Short problem
Print every one of the following lines verbatim, with nothing changed.

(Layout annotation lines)
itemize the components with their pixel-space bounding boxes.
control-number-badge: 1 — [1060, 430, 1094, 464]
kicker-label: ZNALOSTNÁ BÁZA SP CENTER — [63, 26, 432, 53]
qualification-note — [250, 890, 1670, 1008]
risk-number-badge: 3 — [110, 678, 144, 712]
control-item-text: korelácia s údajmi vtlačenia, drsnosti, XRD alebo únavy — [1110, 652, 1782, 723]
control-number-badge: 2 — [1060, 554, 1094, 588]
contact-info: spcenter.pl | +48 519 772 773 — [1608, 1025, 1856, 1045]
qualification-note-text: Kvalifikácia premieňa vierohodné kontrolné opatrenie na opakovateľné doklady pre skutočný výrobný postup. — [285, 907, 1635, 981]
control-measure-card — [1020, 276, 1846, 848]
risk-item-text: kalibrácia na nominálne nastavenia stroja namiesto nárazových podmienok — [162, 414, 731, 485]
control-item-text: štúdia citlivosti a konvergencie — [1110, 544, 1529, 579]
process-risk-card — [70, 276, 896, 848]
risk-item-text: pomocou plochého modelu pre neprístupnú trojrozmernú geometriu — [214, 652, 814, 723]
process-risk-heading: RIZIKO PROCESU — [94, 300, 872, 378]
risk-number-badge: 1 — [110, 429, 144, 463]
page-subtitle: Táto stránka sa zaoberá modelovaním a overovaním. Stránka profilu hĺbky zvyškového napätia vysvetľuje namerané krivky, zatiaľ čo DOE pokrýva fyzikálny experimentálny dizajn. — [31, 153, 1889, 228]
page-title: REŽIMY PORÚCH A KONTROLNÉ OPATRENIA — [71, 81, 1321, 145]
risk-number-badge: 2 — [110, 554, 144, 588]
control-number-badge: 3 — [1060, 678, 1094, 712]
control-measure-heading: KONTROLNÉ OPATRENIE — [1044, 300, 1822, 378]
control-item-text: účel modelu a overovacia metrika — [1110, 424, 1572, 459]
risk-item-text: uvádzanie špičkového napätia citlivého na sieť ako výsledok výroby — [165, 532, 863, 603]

Expected output
itemize the components with their pixel-space bounding boxes.
control-number-badge: 1 — [1060, 430, 1094, 464]
kicker-label: ZNALOSTNÁ BÁZA SP CENTER — [63, 26, 432, 53]
qualification-note — [250, 890, 1670, 1008]
risk-number-badge: 3 — [110, 678, 144, 712]
control-item-text: korelácia s údajmi vtlačenia, drsnosti, XRD alebo únavy — [1110, 652, 1782, 723]
control-number-badge: 2 — [1060, 554, 1094, 588]
contact-info: spcenter.pl | +48 519 772 773 — [1608, 1025, 1856, 1045]
qualification-note-text: Kvalifikácia premieňa vierohodné kontrolné opatrenie na opakovateľné doklady pre skutočný výrobný postup. — [285, 907, 1635, 981]
control-measure-card — [1020, 276, 1846, 848]
risk-item-text: kalibrácia na nominálne nastavenia stroja namiesto nárazových podmienok — [162, 414, 731, 485]
control-item-text: štúdia citlivosti a konvergencie — [1110, 544, 1529, 579]
process-risk-card — [70, 276, 896, 848]
risk-item-text: pomocou plochého modelu pre neprístupnú trojrozmernú geometriu — [214, 652, 814, 723]
process-risk-heading: RIZIKO PROCESU — [94, 300, 872, 378]
risk-number-badge: 1 — [110, 429, 144, 463]
page-subtitle: Táto stránka sa zaoberá modelovaním a overovaním. Stránka profilu hĺbky zvyškového napätia vysvetľuje namerané krivky, zatiaľ čo DOE pokrýva fyzikálny experimentálny dizajn. — [31, 153, 1889, 228]
page-title: REŽIMY PORÚCH A KONTROLNÉ OPATRENIA — [71, 81, 1321, 145]
risk-number-badge: 2 — [110, 554, 144, 588]
control-number-badge: 3 — [1060, 678, 1094, 712]
control-measure-heading: KONTROLNÉ OPATRENIE — [1044, 300, 1822, 378]
control-item-text: účel modelu a overovacia metrika — [1110, 424, 1572, 459]
risk-item-text: uvádzanie špičkového napätia citlivého na sieť ako výsledok výroby — [165, 532, 863, 603]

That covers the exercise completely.